══ The input ══
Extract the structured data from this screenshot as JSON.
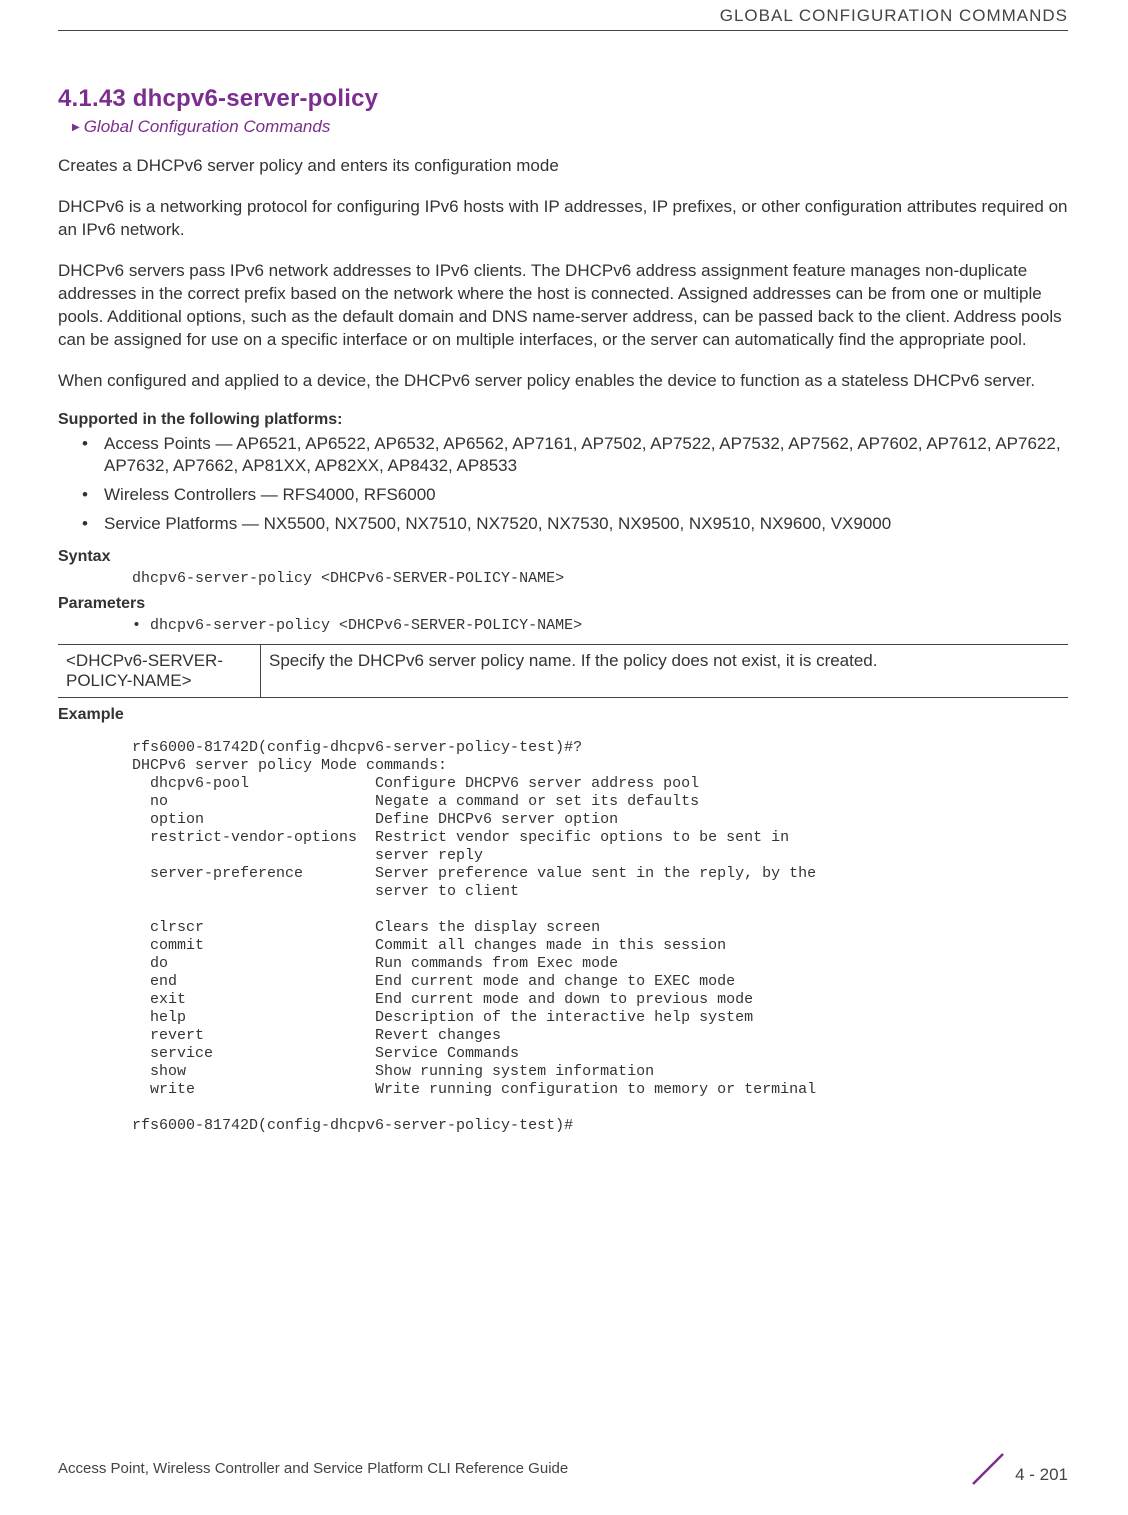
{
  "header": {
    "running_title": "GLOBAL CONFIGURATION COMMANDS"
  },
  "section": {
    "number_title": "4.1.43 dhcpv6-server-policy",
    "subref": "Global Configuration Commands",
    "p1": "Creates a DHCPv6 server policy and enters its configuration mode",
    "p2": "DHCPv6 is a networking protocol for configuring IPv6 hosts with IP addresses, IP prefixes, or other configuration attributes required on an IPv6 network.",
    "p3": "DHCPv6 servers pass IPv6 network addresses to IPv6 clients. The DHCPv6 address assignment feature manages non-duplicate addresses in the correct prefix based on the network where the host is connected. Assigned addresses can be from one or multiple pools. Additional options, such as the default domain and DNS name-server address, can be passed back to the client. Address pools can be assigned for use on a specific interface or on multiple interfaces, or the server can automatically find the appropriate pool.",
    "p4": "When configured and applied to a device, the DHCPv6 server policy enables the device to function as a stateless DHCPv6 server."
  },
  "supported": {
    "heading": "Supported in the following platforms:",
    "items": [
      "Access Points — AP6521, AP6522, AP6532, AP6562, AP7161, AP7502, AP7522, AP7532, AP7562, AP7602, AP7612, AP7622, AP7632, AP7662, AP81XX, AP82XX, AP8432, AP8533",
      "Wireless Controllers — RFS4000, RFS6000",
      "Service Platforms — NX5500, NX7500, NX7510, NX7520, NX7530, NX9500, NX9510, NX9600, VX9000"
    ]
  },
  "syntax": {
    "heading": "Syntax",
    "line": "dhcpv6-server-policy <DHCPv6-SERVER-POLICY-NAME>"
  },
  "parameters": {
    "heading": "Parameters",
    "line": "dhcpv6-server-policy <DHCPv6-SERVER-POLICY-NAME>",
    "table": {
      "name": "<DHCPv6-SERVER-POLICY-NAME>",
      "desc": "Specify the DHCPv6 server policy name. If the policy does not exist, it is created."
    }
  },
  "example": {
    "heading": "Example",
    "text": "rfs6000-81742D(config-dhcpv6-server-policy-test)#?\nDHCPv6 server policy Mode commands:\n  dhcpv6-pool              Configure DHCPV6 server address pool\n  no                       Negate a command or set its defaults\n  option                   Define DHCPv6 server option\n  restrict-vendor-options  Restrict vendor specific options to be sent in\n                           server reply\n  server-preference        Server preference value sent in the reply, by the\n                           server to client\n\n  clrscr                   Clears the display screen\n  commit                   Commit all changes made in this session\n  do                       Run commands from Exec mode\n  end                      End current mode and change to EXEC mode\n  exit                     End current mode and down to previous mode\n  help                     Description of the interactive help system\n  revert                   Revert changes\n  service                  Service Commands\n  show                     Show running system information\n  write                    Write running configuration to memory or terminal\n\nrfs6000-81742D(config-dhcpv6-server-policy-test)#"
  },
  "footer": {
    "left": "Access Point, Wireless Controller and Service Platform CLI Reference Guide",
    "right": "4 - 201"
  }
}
═══
══ The input ══
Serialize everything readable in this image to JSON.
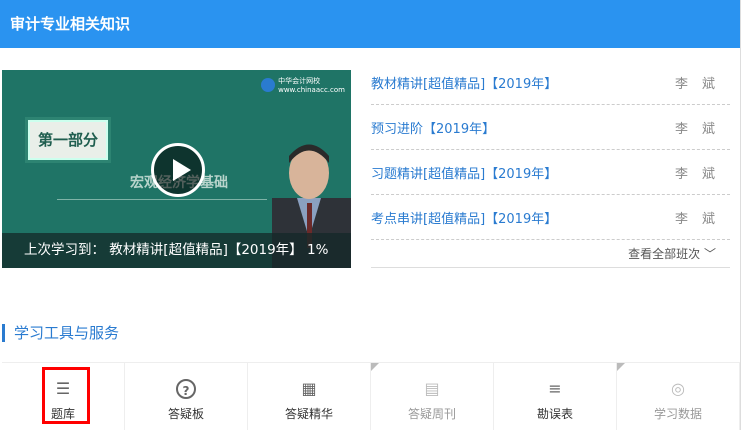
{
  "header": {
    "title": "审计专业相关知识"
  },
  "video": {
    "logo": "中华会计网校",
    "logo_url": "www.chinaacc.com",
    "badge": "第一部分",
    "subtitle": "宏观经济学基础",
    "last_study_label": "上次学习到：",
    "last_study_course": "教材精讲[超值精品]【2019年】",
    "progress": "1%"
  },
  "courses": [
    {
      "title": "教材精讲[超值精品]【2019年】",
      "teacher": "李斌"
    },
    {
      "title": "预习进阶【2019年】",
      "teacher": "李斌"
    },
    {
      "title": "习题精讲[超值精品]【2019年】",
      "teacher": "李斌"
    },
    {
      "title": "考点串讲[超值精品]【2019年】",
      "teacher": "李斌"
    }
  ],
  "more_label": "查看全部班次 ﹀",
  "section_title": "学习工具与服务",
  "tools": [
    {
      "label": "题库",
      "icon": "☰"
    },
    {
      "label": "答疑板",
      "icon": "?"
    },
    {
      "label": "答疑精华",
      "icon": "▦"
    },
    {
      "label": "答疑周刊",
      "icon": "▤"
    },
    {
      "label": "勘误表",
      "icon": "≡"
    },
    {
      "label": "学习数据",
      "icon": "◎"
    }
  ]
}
═══
**Written problem**. Extract each line holding the string "addresses".

**Complete answer**.
    "p2": "DHCPv6 is a networking protocol for configuring IPv6 hosts with IP addresses, IP prefixes, or other configuration attributes required on an IPv6 network.",
    "p3": "DHCPv6 servers pass IPv6 network addresses to IPv6 clients. The DHCPv6 address assignment feature manages non-duplicate addresses in the correct prefix based on the network where the host is connected. Assigned addresses can be from one or multiple pools. Additional options, such as the default domain and DNS name-server address, can be passed back to the client. Address pools can be assigned for use on a specific interface or on multiple interfaces, or the server can automatically find the appropriate pool.",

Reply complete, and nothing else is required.